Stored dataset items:
»»

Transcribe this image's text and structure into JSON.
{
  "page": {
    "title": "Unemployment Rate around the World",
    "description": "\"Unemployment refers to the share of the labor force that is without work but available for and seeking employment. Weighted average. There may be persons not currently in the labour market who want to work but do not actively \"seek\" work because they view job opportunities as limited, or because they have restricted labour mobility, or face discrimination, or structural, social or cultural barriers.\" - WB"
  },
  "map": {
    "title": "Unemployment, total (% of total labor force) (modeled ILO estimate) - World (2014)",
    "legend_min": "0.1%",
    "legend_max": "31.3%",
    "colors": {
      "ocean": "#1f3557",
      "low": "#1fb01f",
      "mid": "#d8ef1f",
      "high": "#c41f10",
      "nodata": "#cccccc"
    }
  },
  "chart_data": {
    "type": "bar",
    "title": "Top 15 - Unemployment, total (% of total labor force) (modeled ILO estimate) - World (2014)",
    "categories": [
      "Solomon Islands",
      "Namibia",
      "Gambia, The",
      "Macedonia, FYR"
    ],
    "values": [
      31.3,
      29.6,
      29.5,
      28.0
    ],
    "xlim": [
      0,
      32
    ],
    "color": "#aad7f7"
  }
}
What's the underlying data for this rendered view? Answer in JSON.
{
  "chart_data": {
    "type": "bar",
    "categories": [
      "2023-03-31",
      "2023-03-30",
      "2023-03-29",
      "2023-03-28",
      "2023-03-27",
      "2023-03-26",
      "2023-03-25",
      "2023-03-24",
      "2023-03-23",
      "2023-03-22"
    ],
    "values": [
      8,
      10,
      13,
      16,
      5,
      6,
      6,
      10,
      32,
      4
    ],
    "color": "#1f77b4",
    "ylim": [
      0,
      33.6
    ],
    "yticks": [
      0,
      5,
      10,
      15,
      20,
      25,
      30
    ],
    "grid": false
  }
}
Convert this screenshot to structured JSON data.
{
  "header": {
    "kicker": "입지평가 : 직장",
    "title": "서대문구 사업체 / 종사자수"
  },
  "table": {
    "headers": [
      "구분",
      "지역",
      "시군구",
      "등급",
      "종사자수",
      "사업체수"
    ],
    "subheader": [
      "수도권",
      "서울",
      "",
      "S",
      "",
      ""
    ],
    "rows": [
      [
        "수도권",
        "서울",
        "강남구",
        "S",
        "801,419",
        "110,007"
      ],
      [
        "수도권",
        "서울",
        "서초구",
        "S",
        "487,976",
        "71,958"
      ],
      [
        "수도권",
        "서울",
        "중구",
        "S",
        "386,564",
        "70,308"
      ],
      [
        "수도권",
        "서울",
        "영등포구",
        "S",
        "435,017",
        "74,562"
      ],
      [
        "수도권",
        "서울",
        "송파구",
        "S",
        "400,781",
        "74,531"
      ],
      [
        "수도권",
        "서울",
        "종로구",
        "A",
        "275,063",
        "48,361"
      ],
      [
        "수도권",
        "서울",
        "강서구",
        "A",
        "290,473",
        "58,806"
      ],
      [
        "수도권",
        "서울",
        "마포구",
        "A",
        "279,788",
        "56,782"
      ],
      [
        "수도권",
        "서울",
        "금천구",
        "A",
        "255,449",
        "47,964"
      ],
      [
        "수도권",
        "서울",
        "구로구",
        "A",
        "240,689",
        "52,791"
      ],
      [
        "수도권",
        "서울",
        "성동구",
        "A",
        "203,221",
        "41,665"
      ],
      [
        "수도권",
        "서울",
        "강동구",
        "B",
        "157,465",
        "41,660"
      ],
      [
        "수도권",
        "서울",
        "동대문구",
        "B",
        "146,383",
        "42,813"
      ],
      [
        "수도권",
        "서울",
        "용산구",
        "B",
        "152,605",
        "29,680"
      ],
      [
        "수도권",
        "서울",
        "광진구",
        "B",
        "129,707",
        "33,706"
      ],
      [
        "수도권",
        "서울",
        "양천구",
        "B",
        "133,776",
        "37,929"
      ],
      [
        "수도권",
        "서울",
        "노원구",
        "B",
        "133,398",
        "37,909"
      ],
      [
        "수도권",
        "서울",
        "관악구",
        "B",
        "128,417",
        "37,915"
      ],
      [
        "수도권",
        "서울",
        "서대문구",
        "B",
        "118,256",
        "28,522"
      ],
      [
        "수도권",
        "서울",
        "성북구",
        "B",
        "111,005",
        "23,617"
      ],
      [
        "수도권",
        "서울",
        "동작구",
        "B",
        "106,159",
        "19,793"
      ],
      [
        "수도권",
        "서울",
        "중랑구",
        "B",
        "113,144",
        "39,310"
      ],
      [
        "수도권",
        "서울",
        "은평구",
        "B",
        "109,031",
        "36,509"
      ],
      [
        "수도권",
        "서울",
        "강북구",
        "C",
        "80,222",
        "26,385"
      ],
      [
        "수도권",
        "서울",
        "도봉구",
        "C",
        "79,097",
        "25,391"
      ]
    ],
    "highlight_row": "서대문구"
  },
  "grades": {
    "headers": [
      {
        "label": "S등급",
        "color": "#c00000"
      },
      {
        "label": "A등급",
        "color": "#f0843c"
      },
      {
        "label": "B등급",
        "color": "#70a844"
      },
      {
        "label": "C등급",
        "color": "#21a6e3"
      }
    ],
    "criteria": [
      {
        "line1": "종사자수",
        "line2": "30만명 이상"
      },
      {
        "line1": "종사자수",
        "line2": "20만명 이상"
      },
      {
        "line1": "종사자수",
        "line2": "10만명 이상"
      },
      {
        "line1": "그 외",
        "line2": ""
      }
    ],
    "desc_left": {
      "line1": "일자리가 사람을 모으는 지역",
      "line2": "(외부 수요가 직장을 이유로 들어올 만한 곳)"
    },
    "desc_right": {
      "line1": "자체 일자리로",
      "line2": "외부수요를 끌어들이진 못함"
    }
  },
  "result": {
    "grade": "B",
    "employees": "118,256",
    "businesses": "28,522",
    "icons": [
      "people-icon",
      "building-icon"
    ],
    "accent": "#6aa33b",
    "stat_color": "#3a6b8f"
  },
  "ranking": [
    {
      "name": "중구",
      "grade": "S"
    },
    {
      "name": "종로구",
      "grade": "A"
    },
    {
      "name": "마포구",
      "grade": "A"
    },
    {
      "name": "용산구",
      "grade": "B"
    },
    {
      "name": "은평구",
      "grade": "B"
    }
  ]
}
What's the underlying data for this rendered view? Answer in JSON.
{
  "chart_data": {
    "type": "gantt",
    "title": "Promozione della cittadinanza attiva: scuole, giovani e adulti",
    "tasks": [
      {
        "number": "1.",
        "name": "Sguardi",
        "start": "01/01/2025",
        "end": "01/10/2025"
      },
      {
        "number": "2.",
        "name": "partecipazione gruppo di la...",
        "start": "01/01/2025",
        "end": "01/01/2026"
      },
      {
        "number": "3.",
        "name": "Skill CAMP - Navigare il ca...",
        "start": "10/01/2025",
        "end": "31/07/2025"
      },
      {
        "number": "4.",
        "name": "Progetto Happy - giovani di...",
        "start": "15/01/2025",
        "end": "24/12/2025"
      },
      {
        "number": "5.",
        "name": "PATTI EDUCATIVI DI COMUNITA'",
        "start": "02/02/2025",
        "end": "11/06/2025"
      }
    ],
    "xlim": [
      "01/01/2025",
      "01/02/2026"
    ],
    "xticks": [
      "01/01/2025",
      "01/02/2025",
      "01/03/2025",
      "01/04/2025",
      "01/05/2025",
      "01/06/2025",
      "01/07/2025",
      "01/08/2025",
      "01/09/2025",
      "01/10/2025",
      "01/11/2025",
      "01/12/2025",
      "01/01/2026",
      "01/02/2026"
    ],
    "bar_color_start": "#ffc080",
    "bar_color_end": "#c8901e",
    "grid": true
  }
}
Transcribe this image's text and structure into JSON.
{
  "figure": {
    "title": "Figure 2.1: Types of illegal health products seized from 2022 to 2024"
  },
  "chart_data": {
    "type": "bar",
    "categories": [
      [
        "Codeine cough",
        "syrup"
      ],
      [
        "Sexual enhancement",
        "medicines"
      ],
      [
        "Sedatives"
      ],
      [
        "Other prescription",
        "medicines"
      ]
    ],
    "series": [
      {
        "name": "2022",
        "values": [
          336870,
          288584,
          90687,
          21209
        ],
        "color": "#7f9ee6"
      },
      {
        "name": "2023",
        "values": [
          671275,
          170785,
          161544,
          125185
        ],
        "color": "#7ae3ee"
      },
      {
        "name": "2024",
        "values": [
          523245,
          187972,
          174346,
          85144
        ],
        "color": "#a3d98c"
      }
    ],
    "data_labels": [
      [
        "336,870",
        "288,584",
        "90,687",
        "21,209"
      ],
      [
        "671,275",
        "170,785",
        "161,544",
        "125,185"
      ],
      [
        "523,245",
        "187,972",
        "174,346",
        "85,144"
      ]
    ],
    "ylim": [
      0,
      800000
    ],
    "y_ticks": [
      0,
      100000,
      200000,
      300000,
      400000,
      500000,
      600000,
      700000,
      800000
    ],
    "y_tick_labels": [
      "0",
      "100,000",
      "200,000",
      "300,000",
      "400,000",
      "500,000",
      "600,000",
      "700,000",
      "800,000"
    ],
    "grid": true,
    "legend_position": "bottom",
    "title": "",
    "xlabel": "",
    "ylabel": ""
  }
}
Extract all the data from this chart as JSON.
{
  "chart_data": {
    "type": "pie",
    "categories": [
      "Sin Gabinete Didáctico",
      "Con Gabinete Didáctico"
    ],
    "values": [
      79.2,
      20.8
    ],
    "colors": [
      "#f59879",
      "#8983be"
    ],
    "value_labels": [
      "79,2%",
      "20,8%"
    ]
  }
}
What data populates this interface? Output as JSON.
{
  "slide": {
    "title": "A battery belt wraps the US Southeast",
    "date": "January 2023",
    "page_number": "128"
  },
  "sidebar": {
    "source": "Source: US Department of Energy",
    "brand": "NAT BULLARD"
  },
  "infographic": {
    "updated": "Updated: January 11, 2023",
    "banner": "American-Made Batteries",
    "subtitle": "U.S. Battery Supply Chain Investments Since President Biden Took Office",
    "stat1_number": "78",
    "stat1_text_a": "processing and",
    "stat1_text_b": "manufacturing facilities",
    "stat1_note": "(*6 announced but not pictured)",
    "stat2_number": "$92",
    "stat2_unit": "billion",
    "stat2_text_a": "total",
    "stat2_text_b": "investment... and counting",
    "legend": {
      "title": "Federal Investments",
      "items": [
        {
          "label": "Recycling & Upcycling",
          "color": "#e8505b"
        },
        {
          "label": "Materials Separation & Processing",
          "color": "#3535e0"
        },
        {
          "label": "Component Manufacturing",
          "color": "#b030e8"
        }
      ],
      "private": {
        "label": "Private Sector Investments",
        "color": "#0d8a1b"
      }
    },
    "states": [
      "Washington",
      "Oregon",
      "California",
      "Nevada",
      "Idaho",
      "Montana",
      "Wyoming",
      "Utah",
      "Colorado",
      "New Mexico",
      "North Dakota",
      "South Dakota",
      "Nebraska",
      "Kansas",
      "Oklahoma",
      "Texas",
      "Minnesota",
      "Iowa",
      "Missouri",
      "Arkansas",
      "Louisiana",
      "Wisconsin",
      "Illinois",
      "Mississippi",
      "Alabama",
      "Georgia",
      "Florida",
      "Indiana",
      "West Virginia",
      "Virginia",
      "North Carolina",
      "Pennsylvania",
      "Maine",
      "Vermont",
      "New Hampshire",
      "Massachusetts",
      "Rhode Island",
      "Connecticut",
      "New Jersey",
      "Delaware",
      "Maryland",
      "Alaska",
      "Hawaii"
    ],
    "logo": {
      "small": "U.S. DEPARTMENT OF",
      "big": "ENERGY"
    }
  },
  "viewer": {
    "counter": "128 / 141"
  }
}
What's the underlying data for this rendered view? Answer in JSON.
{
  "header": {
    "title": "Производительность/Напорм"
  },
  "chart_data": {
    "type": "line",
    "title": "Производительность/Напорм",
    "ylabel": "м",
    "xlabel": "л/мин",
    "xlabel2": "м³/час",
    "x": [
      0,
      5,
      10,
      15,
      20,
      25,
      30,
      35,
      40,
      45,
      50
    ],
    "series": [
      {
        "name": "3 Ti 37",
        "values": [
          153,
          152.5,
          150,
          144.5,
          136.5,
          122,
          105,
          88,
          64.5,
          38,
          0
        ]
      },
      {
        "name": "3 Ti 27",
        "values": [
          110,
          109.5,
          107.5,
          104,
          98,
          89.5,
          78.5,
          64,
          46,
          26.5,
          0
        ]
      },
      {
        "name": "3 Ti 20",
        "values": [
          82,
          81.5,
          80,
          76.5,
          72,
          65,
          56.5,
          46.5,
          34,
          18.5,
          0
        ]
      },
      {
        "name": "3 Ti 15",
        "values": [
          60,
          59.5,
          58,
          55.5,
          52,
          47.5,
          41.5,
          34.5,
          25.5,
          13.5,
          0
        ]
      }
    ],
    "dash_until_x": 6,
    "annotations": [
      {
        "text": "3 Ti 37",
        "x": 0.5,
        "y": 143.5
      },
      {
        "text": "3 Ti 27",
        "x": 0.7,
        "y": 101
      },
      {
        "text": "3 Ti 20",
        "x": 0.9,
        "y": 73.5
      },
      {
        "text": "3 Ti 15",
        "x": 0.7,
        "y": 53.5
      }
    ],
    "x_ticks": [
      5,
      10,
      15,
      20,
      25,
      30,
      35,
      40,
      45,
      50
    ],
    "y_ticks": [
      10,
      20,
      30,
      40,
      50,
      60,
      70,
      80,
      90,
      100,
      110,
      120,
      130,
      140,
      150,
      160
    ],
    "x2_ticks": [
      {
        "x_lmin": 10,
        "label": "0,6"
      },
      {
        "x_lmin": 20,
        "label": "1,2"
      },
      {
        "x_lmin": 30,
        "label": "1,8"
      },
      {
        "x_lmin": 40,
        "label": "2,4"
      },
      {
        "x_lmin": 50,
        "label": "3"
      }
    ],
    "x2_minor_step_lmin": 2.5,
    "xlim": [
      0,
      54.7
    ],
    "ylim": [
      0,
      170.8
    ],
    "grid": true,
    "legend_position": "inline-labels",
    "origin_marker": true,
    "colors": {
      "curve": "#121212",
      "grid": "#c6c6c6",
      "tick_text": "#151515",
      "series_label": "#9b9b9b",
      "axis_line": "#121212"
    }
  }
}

««

WHAT THE TASK REQUIRES:
Identify and extract each line of the listing that contains "estimate".

FINISHED ANSWER:
    "title": "Unemployment, total (% of total labor force) (modeled ILO estimate) - World (2014)",
    "title": "Top 15 - Unemployment, total (% of total labor force) (modeled ILO estimate) - World (2014)",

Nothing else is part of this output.